▶ [Input material]:
━━━━━━
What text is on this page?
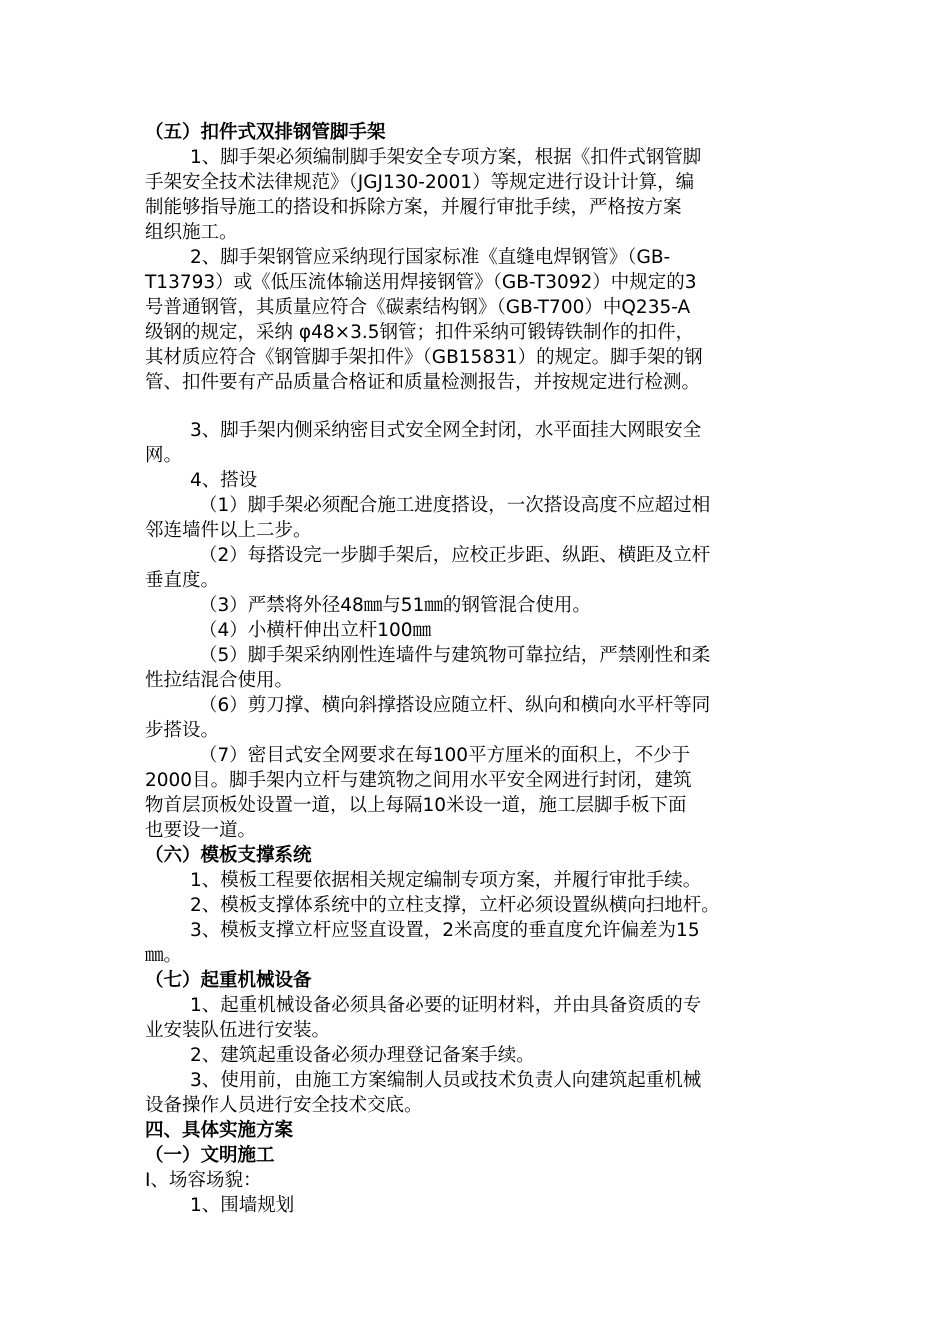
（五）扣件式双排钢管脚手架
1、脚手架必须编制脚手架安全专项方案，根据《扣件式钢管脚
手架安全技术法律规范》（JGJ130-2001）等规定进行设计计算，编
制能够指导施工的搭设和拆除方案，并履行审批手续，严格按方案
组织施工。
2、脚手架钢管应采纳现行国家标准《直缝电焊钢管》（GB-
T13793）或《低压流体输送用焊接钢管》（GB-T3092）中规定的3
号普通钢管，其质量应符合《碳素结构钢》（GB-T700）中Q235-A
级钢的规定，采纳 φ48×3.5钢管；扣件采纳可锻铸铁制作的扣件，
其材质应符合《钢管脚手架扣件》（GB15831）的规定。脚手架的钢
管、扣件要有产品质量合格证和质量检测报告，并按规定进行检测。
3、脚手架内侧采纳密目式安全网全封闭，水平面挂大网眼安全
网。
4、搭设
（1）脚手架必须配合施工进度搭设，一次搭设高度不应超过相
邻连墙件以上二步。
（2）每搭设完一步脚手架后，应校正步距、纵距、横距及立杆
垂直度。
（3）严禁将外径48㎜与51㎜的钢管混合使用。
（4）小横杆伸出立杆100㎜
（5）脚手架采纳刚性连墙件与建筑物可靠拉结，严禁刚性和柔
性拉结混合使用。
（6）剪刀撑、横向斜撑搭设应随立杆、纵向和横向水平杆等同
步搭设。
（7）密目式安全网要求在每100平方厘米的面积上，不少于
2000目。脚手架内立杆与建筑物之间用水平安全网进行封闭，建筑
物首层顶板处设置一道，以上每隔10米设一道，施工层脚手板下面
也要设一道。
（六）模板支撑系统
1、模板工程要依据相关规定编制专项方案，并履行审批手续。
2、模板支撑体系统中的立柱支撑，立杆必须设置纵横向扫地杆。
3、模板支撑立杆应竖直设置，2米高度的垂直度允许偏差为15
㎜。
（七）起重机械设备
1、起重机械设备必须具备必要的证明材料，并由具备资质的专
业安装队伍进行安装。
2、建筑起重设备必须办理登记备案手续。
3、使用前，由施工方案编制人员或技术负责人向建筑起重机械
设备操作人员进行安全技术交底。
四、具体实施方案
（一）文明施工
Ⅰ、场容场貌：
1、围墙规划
━━━━━━
▶ [Requirements]:
Work out how many lines in the entries hold the string "并履行审批手续". Your answer should consist solely of that number.

▶ [Response to the exercise]:
2